* BEGIN *
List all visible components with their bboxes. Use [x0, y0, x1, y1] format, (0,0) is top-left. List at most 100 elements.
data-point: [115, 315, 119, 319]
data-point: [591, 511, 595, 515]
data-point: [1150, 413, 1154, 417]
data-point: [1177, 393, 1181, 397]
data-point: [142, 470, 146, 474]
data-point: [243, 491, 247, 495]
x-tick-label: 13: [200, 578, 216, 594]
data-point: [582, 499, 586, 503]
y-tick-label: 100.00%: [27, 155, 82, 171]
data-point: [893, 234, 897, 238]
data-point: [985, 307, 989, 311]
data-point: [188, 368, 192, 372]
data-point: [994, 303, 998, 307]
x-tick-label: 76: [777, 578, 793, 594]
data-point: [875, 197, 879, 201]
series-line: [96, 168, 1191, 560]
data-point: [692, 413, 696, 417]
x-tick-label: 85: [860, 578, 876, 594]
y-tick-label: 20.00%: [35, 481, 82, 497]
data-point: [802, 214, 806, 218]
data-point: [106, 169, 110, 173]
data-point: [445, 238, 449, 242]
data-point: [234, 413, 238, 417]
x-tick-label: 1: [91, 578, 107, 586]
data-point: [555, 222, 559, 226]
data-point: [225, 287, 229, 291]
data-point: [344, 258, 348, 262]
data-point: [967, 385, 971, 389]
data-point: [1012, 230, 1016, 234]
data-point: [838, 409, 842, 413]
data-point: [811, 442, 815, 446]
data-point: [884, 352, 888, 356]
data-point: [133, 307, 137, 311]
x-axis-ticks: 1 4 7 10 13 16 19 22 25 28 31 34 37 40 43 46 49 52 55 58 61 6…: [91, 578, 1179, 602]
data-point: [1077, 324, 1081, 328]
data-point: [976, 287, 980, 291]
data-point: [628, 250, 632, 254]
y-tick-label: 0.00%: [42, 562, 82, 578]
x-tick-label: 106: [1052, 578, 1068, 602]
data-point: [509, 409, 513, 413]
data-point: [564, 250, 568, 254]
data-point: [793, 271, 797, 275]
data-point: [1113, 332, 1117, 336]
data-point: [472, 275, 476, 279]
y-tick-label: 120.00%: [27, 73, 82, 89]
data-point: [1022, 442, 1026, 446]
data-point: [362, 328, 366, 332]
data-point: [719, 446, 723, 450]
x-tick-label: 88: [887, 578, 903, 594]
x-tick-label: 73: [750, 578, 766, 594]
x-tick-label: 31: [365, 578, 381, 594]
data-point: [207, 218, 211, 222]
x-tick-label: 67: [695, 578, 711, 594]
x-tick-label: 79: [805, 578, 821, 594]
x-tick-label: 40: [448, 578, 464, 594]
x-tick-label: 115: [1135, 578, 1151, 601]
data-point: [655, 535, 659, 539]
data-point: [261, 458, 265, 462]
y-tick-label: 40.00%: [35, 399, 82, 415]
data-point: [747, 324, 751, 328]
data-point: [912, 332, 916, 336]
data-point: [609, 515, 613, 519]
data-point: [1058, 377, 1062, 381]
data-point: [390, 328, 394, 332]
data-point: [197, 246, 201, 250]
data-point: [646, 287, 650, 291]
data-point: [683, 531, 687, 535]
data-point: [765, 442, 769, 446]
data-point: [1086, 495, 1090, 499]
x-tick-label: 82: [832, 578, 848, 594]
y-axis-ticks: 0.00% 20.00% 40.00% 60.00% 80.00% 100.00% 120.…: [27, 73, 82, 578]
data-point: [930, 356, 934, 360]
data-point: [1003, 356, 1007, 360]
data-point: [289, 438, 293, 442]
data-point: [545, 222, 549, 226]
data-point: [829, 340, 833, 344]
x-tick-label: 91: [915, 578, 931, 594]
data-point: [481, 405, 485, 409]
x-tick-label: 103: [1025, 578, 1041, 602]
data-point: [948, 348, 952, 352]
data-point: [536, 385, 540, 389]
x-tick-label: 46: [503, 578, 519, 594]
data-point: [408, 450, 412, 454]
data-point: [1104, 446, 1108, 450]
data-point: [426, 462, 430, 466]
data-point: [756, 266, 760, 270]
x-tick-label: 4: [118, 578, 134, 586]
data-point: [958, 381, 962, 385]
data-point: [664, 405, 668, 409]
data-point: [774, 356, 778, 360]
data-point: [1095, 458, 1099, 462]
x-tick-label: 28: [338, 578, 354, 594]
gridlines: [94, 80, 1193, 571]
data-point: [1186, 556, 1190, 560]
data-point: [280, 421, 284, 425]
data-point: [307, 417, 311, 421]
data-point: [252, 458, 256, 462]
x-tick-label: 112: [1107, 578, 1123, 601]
* END *
#### Exercise directions
Copy the material above line for line, changing nothing.

#### Full output
List all visible components with their bboxes. Use [x0, y0, x1, y1] format, (0,0) is top-left. List at most 100 elements.
data-point: [115, 315, 119, 319]
data-point: [591, 511, 595, 515]
data-point: [1150, 413, 1154, 417]
data-point: [1177, 393, 1181, 397]
data-point: [142, 470, 146, 474]
data-point: [243, 491, 247, 495]
x-tick-label: 13: [200, 578, 216, 594]
data-point: [582, 499, 586, 503]
y-tick-label: 100.00%: [27, 155, 82, 171]
data-point: [893, 234, 897, 238]
data-point: [985, 307, 989, 311]
data-point: [188, 368, 192, 372]
data-point: [994, 303, 998, 307]
x-tick-label: 76: [777, 578, 793, 594]
data-point: [875, 197, 879, 201]
series-line: [96, 168, 1191, 560]
data-point: [692, 413, 696, 417]
x-tick-label: 85: [860, 578, 876, 594]
y-tick-label: 20.00%: [35, 481, 82, 497]
data-point: [802, 214, 806, 218]
data-point: [106, 169, 110, 173]
data-point: [445, 238, 449, 242]
data-point: [234, 413, 238, 417]
x-tick-label: 1: [91, 578, 107, 586]
data-point: [555, 222, 559, 226]
data-point: [225, 287, 229, 291]
data-point: [344, 258, 348, 262]
data-point: [967, 385, 971, 389]
data-point: [1012, 230, 1016, 234]
data-point: [838, 409, 842, 413]
data-point: [811, 442, 815, 446]
data-point: [884, 352, 888, 356]
data-point: [133, 307, 137, 311]
x-axis-ticks: 1 4 7 10 13 16 19 22 25 28 31 34 37 40 43 46 49 52 55 58 61 6…: [91, 578, 1179, 602]
data-point: [1077, 324, 1081, 328]
data-point: [976, 287, 980, 291]
data-point: [628, 250, 632, 254]
y-tick-label: 0.00%: [42, 562, 82, 578]
x-tick-label: 106: [1052, 578, 1068, 602]
data-point: [509, 409, 513, 413]
data-point: [564, 250, 568, 254]
data-point: [793, 271, 797, 275]
data-point: [1113, 332, 1117, 336]
data-point: [472, 275, 476, 279]
y-tick-label: 120.00%: [27, 73, 82, 89]
data-point: [1022, 442, 1026, 446]
data-point: [362, 328, 366, 332]
data-point: [719, 446, 723, 450]
x-tick-label: 88: [887, 578, 903, 594]
x-tick-label: 73: [750, 578, 766, 594]
x-tick-label: 31: [365, 578, 381, 594]
data-point: [207, 218, 211, 222]
x-tick-label: 67: [695, 578, 711, 594]
x-tick-label: 79: [805, 578, 821, 594]
x-tick-label: 40: [448, 578, 464, 594]
x-tick-label: 115: [1135, 578, 1151, 601]
data-point: [655, 535, 659, 539]
data-point: [261, 458, 265, 462]
y-tick-label: 40.00%: [35, 399, 82, 415]
data-point: [747, 324, 751, 328]
data-point: [912, 332, 916, 336]
data-point: [609, 515, 613, 519]
data-point: [1058, 377, 1062, 381]
data-point: [390, 328, 394, 332]
data-point: [197, 246, 201, 250]
data-point: [646, 287, 650, 291]
data-point: [683, 531, 687, 535]
data-point: [765, 442, 769, 446]
data-point: [1086, 495, 1090, 499]
x-tick-label: 82: [832, 578, 848, 594]
y-axis-ticks: 0.00% 20.00% 40.00% 60.00% 80.00% 100.00% 120.…: [27, 73, 82, 578]
data-point: [930, 356, 934, 360]
data-point: [1003, 356, 1007, 360]
data-point: [289, 438, 293, 442]
data-point: [545, 222, 549, 226]
data-point: [829, 340, 833, 344]
x-tick-label: 91: [915, 578, 931, 594]
data-point: [481, 405, 485, 409]
x-tick-label: 103: [1025, 578, 1041, 602]
data-point: [948, 348, 952, 352]
data-point: [536, 385, 540, 389]
x-tick-label: 46: [503, 578, 519, 594]
data-point: [408, 450, 412, 454]
data-point: [1104, 446, 1108, 450]
data-point: [426, 462, 430, 466]
data-point: [756, 266, 760, 270]
x-tick-label: 4: [118, 578, 134, 586]
data-point: [958, 381, 962, 385]
data-point: [664, 405, 668, 409]
data-point: [774, 356, 778, 360]
data-point: [1095, 458, 1099, 462]
x-tick-label: 28: [338, 578, 354, 594]
gridlines: [94, 80, 1193, 571]
data-point: [1186, 556, 1190, 560]
data-point: [280, 421, 284, 425]
data-point: [307, 417, 311, 421]
data-point: [252, 458, 256, 462]
x-tick-label: 112: [1107, 578, 1123, 601]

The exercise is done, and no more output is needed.